● **EXTRACTED DATA**
=-=-=-=-=
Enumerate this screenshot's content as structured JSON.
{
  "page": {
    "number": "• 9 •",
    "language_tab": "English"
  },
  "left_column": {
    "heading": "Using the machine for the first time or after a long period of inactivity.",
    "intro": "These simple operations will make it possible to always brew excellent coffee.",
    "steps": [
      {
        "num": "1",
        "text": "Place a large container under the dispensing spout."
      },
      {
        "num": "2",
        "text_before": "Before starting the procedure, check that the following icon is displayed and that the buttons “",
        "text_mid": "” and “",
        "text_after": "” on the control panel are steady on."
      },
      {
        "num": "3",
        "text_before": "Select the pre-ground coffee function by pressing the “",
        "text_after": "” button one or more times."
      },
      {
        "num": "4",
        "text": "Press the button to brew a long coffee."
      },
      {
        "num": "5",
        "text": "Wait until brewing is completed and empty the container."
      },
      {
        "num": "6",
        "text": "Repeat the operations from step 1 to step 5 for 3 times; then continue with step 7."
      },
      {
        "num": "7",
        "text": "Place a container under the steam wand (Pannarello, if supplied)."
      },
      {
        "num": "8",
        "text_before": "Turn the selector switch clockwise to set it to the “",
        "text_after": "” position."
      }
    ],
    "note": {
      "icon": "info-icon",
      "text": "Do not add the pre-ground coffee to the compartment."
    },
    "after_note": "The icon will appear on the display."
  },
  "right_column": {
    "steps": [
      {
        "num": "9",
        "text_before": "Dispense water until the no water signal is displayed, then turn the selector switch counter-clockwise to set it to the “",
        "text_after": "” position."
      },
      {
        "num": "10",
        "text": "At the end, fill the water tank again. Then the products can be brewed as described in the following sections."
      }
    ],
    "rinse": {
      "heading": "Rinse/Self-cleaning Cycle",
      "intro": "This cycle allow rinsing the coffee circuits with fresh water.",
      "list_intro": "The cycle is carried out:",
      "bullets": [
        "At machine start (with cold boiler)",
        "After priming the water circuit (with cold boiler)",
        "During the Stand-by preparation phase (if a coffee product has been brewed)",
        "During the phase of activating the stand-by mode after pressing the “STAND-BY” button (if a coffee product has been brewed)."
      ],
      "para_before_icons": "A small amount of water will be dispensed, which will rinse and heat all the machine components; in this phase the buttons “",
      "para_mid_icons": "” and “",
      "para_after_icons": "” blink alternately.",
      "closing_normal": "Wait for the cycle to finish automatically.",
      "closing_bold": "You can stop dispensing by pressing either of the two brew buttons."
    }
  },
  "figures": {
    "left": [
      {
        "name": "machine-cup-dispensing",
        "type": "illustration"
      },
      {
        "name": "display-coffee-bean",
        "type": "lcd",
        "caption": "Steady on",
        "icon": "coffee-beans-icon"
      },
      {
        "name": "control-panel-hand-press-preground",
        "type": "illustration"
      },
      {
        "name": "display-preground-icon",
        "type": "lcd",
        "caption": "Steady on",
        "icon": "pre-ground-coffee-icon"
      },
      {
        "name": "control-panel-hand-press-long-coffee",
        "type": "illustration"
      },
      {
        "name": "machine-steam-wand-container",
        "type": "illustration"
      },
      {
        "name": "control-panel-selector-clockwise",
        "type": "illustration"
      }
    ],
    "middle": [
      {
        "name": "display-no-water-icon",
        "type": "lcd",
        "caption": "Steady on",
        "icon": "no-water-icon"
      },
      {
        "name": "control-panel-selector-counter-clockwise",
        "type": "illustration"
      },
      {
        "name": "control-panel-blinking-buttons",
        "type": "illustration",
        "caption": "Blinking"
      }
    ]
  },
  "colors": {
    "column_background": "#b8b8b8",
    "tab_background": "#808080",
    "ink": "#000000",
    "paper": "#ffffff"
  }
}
=-=-=-=-=
● **THE TASK**
A line counts if it holds the word "panel". Work out how many lines in the listing count, and give only that number.

● **OUTPUT FOR THIS TASK**
6